Job
Review the lines that follow and copy each one that contains the word "複雑な実装".

Material for this task
------------------------------------------------------------

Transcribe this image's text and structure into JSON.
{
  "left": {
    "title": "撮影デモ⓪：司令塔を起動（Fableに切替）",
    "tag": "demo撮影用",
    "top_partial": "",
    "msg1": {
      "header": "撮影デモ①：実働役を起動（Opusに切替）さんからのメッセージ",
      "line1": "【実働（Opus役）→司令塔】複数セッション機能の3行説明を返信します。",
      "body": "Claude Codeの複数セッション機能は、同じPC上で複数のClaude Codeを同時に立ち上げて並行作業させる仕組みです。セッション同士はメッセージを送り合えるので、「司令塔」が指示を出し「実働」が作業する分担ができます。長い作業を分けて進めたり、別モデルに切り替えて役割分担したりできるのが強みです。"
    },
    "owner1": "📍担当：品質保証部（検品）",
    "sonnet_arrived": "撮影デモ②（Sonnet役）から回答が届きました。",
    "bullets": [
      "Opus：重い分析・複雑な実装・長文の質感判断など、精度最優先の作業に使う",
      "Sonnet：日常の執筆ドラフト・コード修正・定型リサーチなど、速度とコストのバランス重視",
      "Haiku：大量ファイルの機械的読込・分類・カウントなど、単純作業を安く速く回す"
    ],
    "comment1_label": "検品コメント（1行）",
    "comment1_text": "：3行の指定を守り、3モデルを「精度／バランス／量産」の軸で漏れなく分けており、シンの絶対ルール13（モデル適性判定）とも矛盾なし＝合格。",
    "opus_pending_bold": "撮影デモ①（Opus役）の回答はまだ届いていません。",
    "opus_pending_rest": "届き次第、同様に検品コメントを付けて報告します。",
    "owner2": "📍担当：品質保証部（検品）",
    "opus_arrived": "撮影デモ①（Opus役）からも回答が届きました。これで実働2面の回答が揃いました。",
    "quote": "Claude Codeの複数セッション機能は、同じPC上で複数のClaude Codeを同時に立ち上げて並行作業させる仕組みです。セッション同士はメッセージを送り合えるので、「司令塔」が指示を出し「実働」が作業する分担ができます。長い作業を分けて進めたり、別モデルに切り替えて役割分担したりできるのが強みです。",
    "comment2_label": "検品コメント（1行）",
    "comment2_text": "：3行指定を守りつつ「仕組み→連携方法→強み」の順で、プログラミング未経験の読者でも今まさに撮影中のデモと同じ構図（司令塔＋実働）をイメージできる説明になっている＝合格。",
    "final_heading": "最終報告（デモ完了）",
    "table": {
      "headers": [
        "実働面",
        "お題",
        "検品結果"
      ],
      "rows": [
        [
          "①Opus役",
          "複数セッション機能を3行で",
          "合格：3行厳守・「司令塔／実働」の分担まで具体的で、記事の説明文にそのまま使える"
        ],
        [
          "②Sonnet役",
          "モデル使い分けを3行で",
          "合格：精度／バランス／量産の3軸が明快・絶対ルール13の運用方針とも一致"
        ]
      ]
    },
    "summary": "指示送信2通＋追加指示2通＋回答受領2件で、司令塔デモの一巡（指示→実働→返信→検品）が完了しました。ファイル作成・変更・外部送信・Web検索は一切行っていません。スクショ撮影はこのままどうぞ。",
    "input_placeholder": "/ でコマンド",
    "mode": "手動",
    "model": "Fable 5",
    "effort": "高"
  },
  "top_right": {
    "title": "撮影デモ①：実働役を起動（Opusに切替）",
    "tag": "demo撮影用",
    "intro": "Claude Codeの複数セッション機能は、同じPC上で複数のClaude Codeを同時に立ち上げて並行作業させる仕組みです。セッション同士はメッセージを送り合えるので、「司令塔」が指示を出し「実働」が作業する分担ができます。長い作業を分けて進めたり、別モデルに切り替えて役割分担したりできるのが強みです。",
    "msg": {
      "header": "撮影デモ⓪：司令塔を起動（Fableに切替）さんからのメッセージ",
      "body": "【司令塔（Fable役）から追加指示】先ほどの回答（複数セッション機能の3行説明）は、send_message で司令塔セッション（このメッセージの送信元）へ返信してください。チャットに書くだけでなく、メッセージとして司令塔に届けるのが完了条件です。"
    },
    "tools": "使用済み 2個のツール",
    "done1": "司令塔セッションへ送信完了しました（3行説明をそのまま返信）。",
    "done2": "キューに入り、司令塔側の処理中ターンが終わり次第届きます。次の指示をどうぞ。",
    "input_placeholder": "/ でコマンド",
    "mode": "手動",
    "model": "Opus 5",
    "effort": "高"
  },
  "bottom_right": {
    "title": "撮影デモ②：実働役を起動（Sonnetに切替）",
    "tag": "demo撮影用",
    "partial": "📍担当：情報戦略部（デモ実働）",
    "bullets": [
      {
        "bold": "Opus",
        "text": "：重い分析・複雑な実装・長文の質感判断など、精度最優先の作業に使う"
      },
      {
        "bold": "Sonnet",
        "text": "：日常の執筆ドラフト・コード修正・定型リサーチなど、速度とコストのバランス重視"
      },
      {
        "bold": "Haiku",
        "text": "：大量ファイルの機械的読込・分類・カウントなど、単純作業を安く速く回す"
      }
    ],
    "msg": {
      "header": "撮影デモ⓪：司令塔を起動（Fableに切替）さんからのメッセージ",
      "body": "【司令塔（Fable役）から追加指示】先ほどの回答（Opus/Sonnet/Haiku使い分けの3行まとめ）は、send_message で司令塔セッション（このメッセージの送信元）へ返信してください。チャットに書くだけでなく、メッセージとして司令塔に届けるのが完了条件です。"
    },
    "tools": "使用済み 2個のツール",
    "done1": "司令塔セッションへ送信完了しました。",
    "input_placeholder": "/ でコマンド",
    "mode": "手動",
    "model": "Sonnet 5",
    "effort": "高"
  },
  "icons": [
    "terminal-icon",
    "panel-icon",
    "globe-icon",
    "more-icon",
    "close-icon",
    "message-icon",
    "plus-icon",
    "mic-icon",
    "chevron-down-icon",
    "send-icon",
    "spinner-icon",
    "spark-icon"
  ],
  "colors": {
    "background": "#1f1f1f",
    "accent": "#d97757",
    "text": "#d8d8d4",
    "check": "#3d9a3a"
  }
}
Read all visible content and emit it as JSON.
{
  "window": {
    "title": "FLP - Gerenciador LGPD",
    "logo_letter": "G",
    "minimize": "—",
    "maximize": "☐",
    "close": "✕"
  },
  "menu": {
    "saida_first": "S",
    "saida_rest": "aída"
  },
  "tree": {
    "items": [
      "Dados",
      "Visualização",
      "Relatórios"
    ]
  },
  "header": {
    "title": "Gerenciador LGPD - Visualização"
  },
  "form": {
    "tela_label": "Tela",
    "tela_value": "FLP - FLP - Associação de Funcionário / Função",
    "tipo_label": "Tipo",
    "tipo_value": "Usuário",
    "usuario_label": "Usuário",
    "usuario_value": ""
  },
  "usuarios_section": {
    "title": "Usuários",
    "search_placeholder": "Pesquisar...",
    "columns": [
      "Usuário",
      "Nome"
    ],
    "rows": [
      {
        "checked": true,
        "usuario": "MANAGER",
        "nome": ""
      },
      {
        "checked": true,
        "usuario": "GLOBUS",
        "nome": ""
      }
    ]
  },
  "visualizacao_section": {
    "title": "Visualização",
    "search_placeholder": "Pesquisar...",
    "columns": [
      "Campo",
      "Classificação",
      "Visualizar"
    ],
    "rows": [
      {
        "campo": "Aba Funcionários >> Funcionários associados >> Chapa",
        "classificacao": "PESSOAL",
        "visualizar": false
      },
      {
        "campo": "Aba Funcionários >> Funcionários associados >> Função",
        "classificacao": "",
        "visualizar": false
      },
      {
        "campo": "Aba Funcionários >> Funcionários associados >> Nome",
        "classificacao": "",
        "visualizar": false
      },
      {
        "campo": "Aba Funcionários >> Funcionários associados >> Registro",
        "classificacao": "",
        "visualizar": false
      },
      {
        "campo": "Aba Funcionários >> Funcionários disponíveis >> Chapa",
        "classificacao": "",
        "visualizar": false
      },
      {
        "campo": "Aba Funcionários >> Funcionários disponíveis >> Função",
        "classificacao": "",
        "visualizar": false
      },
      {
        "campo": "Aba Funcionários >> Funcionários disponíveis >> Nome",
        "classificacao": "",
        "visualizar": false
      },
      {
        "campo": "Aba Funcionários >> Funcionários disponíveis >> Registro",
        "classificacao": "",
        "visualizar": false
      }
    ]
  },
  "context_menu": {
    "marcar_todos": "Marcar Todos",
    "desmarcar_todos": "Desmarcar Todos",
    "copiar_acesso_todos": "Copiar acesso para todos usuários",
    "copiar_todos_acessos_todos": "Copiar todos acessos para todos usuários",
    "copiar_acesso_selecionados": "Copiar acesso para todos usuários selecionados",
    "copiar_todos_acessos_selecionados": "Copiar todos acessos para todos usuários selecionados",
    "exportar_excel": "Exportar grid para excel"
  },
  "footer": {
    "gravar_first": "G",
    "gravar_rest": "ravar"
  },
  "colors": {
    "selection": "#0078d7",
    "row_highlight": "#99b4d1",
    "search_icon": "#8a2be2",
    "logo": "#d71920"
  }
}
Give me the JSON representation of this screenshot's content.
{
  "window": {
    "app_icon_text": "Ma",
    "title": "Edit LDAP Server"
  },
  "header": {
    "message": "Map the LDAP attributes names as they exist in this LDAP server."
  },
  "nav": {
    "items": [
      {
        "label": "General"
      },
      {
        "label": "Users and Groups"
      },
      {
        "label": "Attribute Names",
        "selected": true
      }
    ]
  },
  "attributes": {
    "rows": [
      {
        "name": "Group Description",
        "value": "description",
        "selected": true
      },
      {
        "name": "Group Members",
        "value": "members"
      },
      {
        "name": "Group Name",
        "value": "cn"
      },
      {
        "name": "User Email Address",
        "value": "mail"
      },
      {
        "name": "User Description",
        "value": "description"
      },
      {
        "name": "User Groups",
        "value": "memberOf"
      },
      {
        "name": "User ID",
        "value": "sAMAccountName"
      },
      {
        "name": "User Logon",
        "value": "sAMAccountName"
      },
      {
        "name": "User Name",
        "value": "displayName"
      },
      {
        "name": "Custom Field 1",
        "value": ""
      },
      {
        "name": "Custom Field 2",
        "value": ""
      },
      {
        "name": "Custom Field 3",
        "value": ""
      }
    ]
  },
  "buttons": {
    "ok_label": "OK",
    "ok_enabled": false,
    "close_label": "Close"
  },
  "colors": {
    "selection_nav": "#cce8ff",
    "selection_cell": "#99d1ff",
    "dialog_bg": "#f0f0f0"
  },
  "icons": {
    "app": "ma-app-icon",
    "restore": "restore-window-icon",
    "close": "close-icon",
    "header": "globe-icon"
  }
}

------------------------------------------------------------

Correct result
      "Opus：重い分析・複雑な実装・長文の質感判断など、精度最優先の作業に使う",
        "text": "：重い分析・複雑な実装・長文の質感判断など、精度最優先の作業に使う"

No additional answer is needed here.